- _STATED PROBLEM_
Quote all of the data exactly as given. Skip every picture it contains.

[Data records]
- - - - -
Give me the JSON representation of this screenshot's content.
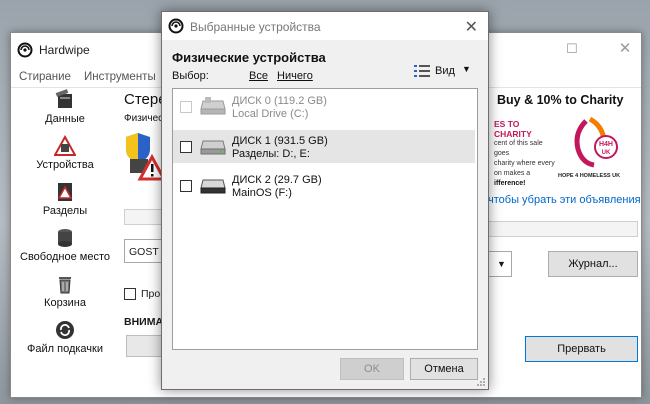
{
  "main_window": {
    "title": "Hardwipe",
    "menu": [
      "Стирание",
      "Инструменты"
    ],
    "sidebar": [
      {
        "label": "Данные",
        "icon": "data-wipe-icon"
      },
      {
        "label": "Устройства",
        "icon": "device-warning-icon"
      },
      {
        "label": "Разделы",
        "icon": "partition-icon"
      },
      {
        "label": "Свободное место",
        "icon": "free-space-icon"
      },
      {
        "label": "Корзина",
        "icon": "recycle-bin-icon"
      },
      {
        "label": "Файл подкачки",
        "icon": "swap-file-icon"
      }
    ],
    "content": {
      "heading": "Стере",
      "sub": "Физичес",
      "method": "GOST R",
      "checkbox": "Прове",
      "warning": "ВНИМА"
    },
    "ad": {
      "headline": "Buy & 10% to Charity",
      "text_lines": [
        "ES TO CHARITY",
        "cent of this sale goes",
        "charity where every",
        "on makes a",
        "ifference!"
      ],
      "org": "HOPE 4 HOMELESS UK",
      "badge": "H4H UK",
      "link": "чтобы убрать эти объявления"
    },
    "buttons": {
      "journal": "Журнал...",
      "abort": "Прервать"
    }
  },
  "dialog": {
    "title": "Выбранные устройства",
    "section": "Физические устройства",
    "select_label": "Выбор:",
    "select_all": "Все",
    "select_none": "Ничего",
    "view_label": "Вид",
    "devices": [
      {
        "name": "ДИСК 0 (119.2 GB)",
        "sub": "Local Drive (C:)",
        "checked": false,
        "disabled": true,
        "highlighted": false
      },
      {
        "name": "ДИСК 1 (931.5 GB)",
        "sub": "Разделы: D:, E:",
        "checked": false,
        "disabled": false,
        "highlighted": true
      },
      {
        "name": "ДИСК 2 (29.7 GB)",
        "sub": "MainOS (F:)",
        "checked": false,
        "disabled": false,
        "highlighted": false
      }
    ],
    "ok_label": "OK",
    "cancel_label": "Отмена"
  },
  "colors": {
    "accent_blue": "#0078d7",
    "ad_magenta": "#c2185b",
    "link_blue": "#0066cc"
  }
}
- - - - -
- _ANSWER_
Give me the JSON representation of this screenshot's content.
{
  "main_window": {
    "title": "Hardwipe",
    "menu": [
      "Стирание",
      "Инструменты"
    ],
    "sidebar": [
      {
        "label": "Данные",
        "icon": "data-wipe-icon"
      },
      {
        "label": "Устройства",
        "icon": "device-warning-icon"
      },
      {
        "label": "Разделы",
        "icon": "partition-icon"
      },
      {
        "label": "Свободное место",
        "icon": "free-space-icon"
      },
      {
        "label": "Корзина",
        "icon": "recycle-bin-icon"
      },
      {
        "label": "Файл подкачки",
        "icon": "swap-file-icon"
      }
    ],
    "content": {
      "heading": "Стере",
      "sub": "Физичес",
      "method": "GOST R",
      "checkbox": "Прове",
      "warning": "ВНИМА"
    },
    "ad": {
      "headline": "Buy & 10% to Charity",
      "text_lines": [
        "ES TO CHARITY",
        "cent of this sale goes",
        "charity where every",
        "on makes a",
        "ifference!"
      ],
      "org": "HOPE 4 HOMELESS UK",
      "badge": "H4H UK",
      "link": "чтобы убрать эти объявления"
    },
    "buttons": {
      "journal": "Журнал...",
      "abort": "Прервать"
    }
  },
  "dialog": {
    "title": "Выбранные устройства",
    "section": "Физические устройства",
    "select_label": "Выбор:",
    "select_all": "Все",
    "select_none": "Ничего",
    "view_label": "Вид",
    "devices": [
      {
        "name": "ДИСК 0 (119.2 GB)",
        "sub": "Local Drive (C:)",
        "checked": false,
        "disabled": true,
        "highlighted": false
      },
      {
        "name": "ДИСК 1 (931.5 GB)",
        "sub": "Разделы: D:, E:",
        "checked": false,
        "disabled": false,
        "highlighted": true
      },
      {
        "name": "ДИСК 2 (29.7 GB)",
        "sub": "MainOS (F:)",
        "checked": false,
        "disabled": false,
        "highlighted": false
      }
    ],
    "ok_label": "OK",
    "cancel_label": "Отмена"
  },
  "colors": {
    "accent_blue": "#0078d7",
    "ad_magenta": "#c2185b",
    "link_blue": "#0066cc"
  }
}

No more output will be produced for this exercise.